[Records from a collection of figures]
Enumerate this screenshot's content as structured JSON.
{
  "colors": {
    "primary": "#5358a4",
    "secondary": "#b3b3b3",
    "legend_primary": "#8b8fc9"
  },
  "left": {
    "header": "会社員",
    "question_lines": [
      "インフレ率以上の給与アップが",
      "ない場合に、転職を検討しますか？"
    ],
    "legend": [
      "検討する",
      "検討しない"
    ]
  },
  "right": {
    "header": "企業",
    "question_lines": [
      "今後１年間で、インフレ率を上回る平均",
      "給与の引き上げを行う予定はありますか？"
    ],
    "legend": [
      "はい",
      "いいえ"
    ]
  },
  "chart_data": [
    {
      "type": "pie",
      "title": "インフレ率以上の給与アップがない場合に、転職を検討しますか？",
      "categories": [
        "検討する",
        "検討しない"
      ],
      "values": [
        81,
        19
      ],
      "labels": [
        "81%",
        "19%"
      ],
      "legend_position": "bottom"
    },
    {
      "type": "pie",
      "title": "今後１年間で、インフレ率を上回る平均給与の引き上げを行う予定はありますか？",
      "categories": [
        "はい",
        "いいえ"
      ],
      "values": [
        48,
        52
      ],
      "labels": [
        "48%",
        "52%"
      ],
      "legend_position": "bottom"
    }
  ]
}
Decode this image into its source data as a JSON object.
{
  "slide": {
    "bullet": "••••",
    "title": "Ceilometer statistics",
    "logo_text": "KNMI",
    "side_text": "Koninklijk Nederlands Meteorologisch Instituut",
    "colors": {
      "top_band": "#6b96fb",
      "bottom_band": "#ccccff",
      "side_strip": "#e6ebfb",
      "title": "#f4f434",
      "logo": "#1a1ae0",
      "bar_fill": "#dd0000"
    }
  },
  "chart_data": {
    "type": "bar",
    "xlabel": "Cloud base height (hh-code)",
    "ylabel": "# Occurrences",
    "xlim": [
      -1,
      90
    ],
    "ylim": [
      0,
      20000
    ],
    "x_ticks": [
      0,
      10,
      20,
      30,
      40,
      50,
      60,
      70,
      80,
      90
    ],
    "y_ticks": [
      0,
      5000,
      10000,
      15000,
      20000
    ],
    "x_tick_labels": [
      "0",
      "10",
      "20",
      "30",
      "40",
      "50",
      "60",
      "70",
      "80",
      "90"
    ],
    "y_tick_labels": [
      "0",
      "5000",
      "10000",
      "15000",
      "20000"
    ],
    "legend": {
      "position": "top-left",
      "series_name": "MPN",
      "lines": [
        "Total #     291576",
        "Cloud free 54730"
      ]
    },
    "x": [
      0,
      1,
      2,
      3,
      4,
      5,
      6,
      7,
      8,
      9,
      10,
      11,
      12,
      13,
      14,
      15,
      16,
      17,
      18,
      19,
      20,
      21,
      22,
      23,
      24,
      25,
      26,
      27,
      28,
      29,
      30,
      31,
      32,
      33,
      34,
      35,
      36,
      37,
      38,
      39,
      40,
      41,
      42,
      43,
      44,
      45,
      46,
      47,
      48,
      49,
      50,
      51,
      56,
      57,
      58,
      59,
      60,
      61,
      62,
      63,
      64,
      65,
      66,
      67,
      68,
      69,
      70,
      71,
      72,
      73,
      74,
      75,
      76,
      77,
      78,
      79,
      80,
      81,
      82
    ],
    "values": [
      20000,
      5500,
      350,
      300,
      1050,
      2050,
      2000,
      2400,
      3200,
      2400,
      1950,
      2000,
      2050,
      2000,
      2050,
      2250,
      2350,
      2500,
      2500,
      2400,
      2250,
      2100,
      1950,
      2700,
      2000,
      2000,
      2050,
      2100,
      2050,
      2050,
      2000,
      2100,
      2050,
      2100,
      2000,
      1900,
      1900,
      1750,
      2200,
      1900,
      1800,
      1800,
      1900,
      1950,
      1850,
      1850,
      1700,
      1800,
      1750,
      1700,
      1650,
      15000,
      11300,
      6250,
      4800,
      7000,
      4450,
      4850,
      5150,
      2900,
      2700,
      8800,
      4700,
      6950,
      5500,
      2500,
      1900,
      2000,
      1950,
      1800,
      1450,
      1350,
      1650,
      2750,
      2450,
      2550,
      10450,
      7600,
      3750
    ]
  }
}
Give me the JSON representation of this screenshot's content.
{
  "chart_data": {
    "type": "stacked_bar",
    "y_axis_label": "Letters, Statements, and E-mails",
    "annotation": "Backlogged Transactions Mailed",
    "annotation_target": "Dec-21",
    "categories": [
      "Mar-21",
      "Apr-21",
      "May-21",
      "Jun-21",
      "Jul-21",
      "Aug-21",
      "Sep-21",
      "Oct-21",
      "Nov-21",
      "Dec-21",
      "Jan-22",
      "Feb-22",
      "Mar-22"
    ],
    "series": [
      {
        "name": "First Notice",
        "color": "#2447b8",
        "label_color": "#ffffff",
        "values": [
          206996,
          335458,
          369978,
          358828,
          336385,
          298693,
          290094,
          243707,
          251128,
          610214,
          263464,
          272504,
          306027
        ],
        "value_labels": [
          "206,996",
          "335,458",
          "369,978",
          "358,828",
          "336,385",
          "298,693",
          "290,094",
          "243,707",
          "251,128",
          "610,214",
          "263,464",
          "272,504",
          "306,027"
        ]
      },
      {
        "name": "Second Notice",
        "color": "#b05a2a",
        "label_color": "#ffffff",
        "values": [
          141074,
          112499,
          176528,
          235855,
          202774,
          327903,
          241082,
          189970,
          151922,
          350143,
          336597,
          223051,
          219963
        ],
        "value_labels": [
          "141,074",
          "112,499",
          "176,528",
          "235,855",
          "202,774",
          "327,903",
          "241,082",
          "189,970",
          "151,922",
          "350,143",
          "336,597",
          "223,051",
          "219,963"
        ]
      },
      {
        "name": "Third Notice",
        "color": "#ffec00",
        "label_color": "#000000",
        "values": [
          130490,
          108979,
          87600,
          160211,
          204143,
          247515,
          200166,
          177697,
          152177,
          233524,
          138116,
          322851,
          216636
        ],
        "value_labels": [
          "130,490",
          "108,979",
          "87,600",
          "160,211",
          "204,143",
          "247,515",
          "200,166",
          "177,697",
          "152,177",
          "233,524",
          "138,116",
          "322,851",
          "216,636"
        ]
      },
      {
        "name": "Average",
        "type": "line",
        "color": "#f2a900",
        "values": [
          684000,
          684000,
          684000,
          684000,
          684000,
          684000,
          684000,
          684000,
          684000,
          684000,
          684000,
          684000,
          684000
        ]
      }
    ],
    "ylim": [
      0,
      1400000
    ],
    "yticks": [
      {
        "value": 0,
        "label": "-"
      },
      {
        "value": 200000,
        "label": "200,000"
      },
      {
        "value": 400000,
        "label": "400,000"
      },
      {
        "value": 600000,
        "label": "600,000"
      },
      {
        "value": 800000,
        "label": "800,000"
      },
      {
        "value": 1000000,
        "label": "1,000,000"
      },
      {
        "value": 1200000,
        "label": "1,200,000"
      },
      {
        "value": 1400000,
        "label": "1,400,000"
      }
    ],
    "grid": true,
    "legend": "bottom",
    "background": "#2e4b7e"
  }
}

PROBLEM: Reproduce the entries above exactly.

EXPECTED ANSWER:
Enumerate this screenshot's content as structured JSON.
{
  "colors": {
    "primary": "#5358a4",
    "secondary": "#b3b3b3",
    "legend_primary": "#8b8fc9"
  },
  "left": {
    "header": "会社員",
    "question_lines": [
      "インフレ率以上の給与アップが",
      "ない場合に、転職を検討しますか？"
    ],
    "legend": [
      "検討する",
      "検討しない"
    ]
  },
  "right": {
    "header": "企業",
    "question_lines": [
      "今後１年間で、インフレ率を上回る平均",
      "給与の引き上げを行う予定はありますか？"
    ],
    "legend": [
      "はい",
      "いいえ"
    ]
  },
  "chart_data": [
    {
      "type": "pie",
      "title": "インフレ率以上の給与アップがない場合に、転職を検討しますか？",
      "categories": [
        "検討する",
        "検討しない"
      ],
      "values": [
        81,
        19
      ],
      "labels": [
        "81%",
        "19%"
      ],
      "legend_position": "bottom"
    },
    {
      "type": "pie",
      "title": "今後１年間で、インフレ率を上回る平均給与の引き上げを行う予定はありますか？",
      "categories": [
        "はい",
        "いいえ"
      ],
      "values": [
        48,
        52
      ],
      "labels": [
        "48%",
        "52%"
      ],
      "legend_position": "bottom"
    }
  ]
}
Decode this image into its source data as a JSON object.
{
  "slide": {
    "bullet": "••••",
    "title": "Ceilometer statistics",
    "logo_text": "KNMI",
    "side_text": "Koninklijk Nederlands Meteorologisch Instituut",
    "colors": {
      "top_band": "#6b96fb",
      "bottom_band": "#ccccff",
      "side_strip": "#e6ebfb",
      "title": "#f4f434",
      "logo": "#1a1ae0",
      "bar_fill": "#dd0000"
    }
  },
  "chart_data": {
    "type": "bar",
    "xlabel": "Cloud base height (hh-code)",
    "ylabel": "# Occurrences",
    "xlim": [
      -1,
      90
    ],
    "ylim": [
      0,
      20000
    ],
    "x_ticks": [
      0,
      10,
      20,
      30,
      40,
      50,
      60,
      70,
      80,
      90
    ],
    "y_ticks": [
      0,
      5000,
      10000,
      15000,
      20000
    ],
    "x_tick_labels": [
      "0",
      "10",
      "20",
      "30",
      "40",
      "50",
      "60",
      "70",
      "80",
      "90"
    ],
    "y_tick_labels": [
      "0",
      "5000",
      "10000",
      "15000",
      "20000"
    ],
    "legend": {
      "position": "top-left",
      "series_name": "MPN",
      "lines": [
        "Total #     291576",
        "Cloud free 54730"
      ]
    },
    "x": [
      0,
      1,
      2,
      3,
      4,
      5,
      6,
      7,
      8,
      9,
      10,
      11,
      12,
      13,
      14,
      15,
      16,
      17,
      18,
      19,
      20,
      21,
      22,
      23,
      24,
      25,
      26,
      27,
      28,
      29,
      30,
      31,
      32,
      33,
      34,
      35,
      36,
      37,
      38,
      39,
      40,
      41,
      42,
      43,
      44,
      45,
      46,
      47,
      48,
      49,
      50,
      51,
      56,
      57,
      58,
      59,
      60,
      61,
      62,
      63,
      64,
      65,
      66,
      67,
      68,
      69,
      70,
      71,
      72,
      73,
      74,
      75,
      76,
      77,
      78,
      79,
      80,
      81,
      82
    ],
    "values": [
      20000,
      5500,
      350,
      300,
      1050,
      2050,
      2000,
      2400,
      3200,
      2400,
      1950,
      2000,
      2050,
      2000,
      2050,
      2250,
      2350,
      2500,
      2500,
      2400,
      2250,
      2100,
      1950,
      2700,
      2000,
      2000,
      2050,
      2100,
      2050,
      2050,
      2000,
      2100,
      2050,
      2100,
      2000,
      1900,
      1900,
      1750,
      2200,
      1900,
      1800,
      1800,
      1900,
      1950,
      1850,
      1850,
      1700,
      1800,
      1750,
      1700,
      1650,
      15000,
      11300,
      6250,
      4800,
      7000,
      4450,
      4850,
      5150,
      2900,
      2700,
      8800,
      4700,
      6950,
      5500,
      2500,
      1900,
      2000,
      1950,
      1800,
      1450,
      1350,
      1650,
      2750,
      2450,
      2550,
      10450,
      7600,
      3750
    ]
  }
}
Give me the JSON representation of this screenshot's content.
{
  "chart_data": {
    "type": "stacked_bar",
    "y_axis_label": "Letters, Statements, and E-mails",
    "annotation": "Backlogged Transactions Mailed",
    "annotation_target": "Dec-21",
    "categories": [
      "Mar-21",
      "Apr-21",
      "May-21",
      "Jun-21",
      "Jul-21",
      "Aug-21",
      "Sep-21",
      "Oct-21",
      "Nov-21",
      "Dec-21",
      "Jan-22",
      "Feb-22",
      "Mar-22"
    ],
    "series": [
      {
        "name": "First Notice",
        "color": "#2447b8",
        "label_color": "#ffffff",
        "values": [
          206996,
          335458,
          369978,
          358828,
          336385,
          298693,
          290094,
          243707,
          251128,
          610214,
          263464,
          272504,
          306027
        ],
        "value_labels": [
          "206,996",
          "335,458",
          "369,978",
          "358,828",
          "336,385",
          "298,693",
          "290,094",
          "243,707",
          "251,128",
          "610,214",
          "263,464",
          "272,504",
          "306,027"
        ]
      },
      {
        "name": "Second Notice",
        "color": "#b05a2a",
        "label_color": "#ffffff",
        "values": [
          141074,
          112499,
          176528,
          235855,
          202774,
          327903,
          241082,
          189970,
          151922,
          350143,
          336597,
          223051,
          219963
        ],
        "value_labels": [
          "141,074",
          "112,499",
          "176,528",
          "235,855",
          "202,774",
          "327,903",
          "241,082",
          "189,970",
          "151,922",
          "350,143",
          "336,597",
          "223,051",
          "219,963"
        ]
      },
      {
        "name": "Third Notice",
        "color": "#ffec00",
        "label_color": "#000000",
        "values": [
          130490,
          108979,
          87600,
          160211,
          204143,
          247515,
          200166,
          177697,
          152177,
          233524,
          138116,
          322851,
          216636
        ],
        "value_labels": [
          "130,490",
          "108,979",
          "87,600",
          "160,211",
          "204,143",
          "247,515",
          "200,166",
          "177,697",
          "152,177",
          "233,524",
          "138,116",
          "322,851",
          "216,636"
        ]
      },
      {
        "name": "Average",
        "type": "line",
        "color": "#f2a900",
        "values": [
          684000,
          684000,
          684000,
          684000,
          684000,
          684000,
          684000,
          684000,
          684000,
          684000,
          684000,
          684000,
          684000
        ]
      }
    ],
    "ylim": [
      0,
      1400000
    ],
    "yticks": [
      {
        "value": 0,
        "label": "-"
      },
      {
        "value": 200000,
        "label": "200,000"
      },
      {
        "value": 400000,
        "label": "400,000"
      },
      {
        "value": 600000,
        "label": "600,000"
      },
      {
        "value": 800000,
        "label": "800,000"
      },
      {
        "value": 1000000,
        "label": "1,000,000"
      },
      {
        "value": 1200000,
        "label": "1,200,000"
      },
      {
        "value": 1400000,
        "label": "1,400,000"
      }
    ],
    "grid": true,
    "legend": "bottom",
    "background": "#2e4b7e"
  }
}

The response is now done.